Reproduce every record below exactly as it appears.

Raw records →
<<<<

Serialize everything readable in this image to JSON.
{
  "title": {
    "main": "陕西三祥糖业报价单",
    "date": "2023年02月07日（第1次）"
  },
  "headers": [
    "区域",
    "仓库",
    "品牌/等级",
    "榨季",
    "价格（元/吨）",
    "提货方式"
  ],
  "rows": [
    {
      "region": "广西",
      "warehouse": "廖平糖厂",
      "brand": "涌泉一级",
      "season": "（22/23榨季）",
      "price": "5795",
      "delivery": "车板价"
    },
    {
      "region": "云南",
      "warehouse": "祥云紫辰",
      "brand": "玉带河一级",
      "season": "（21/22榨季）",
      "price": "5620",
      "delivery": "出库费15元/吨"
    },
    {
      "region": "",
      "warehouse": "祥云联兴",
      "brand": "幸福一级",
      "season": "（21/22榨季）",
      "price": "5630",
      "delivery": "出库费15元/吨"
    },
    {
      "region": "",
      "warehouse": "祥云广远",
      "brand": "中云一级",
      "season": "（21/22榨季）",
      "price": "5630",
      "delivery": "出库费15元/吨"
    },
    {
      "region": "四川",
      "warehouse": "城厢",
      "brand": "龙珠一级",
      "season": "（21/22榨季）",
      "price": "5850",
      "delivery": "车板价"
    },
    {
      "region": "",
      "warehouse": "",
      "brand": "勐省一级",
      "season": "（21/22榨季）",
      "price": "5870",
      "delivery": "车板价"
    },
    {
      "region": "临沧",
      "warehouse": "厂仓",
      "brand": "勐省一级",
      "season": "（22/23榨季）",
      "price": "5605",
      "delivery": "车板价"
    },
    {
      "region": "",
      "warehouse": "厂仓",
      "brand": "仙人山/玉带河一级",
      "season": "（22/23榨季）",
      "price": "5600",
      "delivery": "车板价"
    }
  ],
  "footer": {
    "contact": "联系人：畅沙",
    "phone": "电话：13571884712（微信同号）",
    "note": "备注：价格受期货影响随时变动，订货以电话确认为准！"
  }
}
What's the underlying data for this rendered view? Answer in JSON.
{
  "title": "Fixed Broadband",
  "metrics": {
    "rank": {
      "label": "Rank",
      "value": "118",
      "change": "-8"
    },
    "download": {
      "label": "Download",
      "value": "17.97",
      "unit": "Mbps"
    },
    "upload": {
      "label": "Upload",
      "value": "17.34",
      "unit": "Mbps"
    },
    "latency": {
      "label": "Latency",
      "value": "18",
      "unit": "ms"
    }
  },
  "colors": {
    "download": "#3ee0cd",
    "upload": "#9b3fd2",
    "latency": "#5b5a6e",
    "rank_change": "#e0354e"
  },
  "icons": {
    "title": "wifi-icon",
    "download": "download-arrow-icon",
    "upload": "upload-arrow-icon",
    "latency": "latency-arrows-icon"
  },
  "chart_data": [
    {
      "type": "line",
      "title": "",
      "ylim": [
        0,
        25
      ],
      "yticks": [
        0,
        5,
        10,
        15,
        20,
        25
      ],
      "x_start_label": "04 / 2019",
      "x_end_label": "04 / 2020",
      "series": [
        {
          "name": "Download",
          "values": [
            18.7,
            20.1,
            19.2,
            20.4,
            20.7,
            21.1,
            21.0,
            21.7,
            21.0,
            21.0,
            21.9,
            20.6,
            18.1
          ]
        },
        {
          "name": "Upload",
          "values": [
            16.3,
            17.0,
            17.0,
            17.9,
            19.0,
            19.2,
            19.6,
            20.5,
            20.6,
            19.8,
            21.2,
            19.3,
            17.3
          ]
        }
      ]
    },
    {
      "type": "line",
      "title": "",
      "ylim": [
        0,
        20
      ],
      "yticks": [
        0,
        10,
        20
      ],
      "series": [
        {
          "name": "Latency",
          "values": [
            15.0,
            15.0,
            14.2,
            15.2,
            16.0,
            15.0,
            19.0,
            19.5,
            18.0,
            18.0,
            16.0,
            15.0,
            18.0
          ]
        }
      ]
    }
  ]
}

>>>>

Correct answer →
Serialize everything readable in this image to JSON.
{
  "title": {
    "main": "陕西三祥糖业报价单",
    "date": "2023年02月07日（第1次）"
  },
  "headers": [
    "区域",
    "仓库",
    "品牌/等级",
    "榨季",
    "价格（元/吨）",
    "提货方式"
  ],
  "rows": [
    {
      "region": "广西",
      "warehouse": "廖平糖厂",
      "brand": "涌泉一级",
      "season": "（22/23榨季）",
      "price": "5795",
      "delivery": "车板价"
    },
    {
      "region": "云南",
      "warehouse": "祥云紫辰",
      "brand": "玉带河一级",
      "season": "（21/22榨季）",
      "price": "5620",
      "delivery": "出库费15元/吨"
    },
    {
      "region": "",
      "warehouse": "祥云联兴",
      "brand": "幸福一级",
      "season": "（21/22榨季）",
      "price": "5630",
      "delivery": "出库费15元/吨"
    },
    {
      "region": "",
      "warehouse": "祥云广远",
      "brand": "中云一级",
      "season": "（21/22榨季）",
      "price": "5630",
      "delivery": "出库费15元/吨"
    },
    {
      "region": "四川",
      "warehouse": "城厢",
      "brand": "龙珠一级",
      "season": "（21/22榨季）",
      "price": "5850",
      "delivery": "车板价"
    },
    {
      "region": "",
      "warehouse": "",
      "brand": "勐省一级",
      "season": "（21/22榨季）",
      "price": "5870",
      "delivery": "车板价"
    },
    {
      "region": "临沧",
      "warehouse": "厂仓",
      "brand": "勐省一级",
      "season": "（22/23榨季）",
      "price": "5605",
      "delivery": "车板价"
    },
    {
      "region": "",
      "warehouse": "厂仓",
      "brand": "仙人山/玉带河一级",
      "season": "（22/23榨季）",
      "price": "5600",
      "delivery": "车板价"
    }
  ],
  "footer": {
    "contact": "联系人：畅沙",
    "phone": "电话：13571884712（微信同号）",
    "note": "备注：价格受期货影响随时变动，订货以电话确认为准！"
  }
}
What's the underlying data for this rendered view? Answer in JSON.
{
  "title": "Fixed Broadband",
  "metrics": {
    "rank": {
      "label": "Rank",
      "value": "118",
      "change": "-8"
    },
    "download": {
      "label": "Download",
      "value": "17.97",
      "unit": "Mbps"
    },
    "upload": {
      "label": "Upload",
      "value": "17.34",
      "unit": "Mbps"
    },
    "latency": {
      "label": "Latency",
      "value": "18",
      "unit": "ms"
    }
  },
  "colors": {
    "download": "#3ee0cd",
    "upload": "#9b3fd2",
    "latency": "#5b5a6e",
    "rank_change": "#e0354e"
  },
  "icons": {
    "title": "wifi-icon",
    "download": "download-arrow-icon",
    "upload": "upload-arrow-icon",
    "latency": "latency-arrows-icon"
  },
  "chart_data": [
    {
      "type": "line",
      "title": "",
      "ylim": [
        0,
        25
      ],
      "yticks": [
        0,
        5,
        10,
        15,
        20,
        25
      ],
      "x_start_label": "04 / 2019",
      "x_end_label": "04 / 2020",
      "series": [
        {
          "name": "Download",
          "values": [
            18.7,
            20.1,
            19.2,
            20.4,
            20.7,
            21.1,
            21.0,
            21.7,
            21.0,
            21.0,
            21.9,
            20.6,
            18.1
          ]
        },
        {
          "name": "Upload",
          "values": [
            16.3,
            17.0,
            17.0,
            17.9,
            19.0,
            19.2,
            19.6,
            20.5,
            20.6,
            19.8,
            21.2,
            19.3,
            17.3
          ]
        }
      ]
    },
    {
      "type": "line",
      "title": "",
      "ylim": [
        0,
        20
      ],
      "yticks": [
        0,
        10,
        20
      ],
      "series": [
        {
          "name": "Latency",
          "values": [
            15.0,
            15.0,
            14.2,
            15.2,
            16.0,
            15.0,
            19.0,
            19.5,
            18.0,
            18.0,
            16.0,
            15.0,
            18.0
          ]
        }
      ]
    }
  ]
}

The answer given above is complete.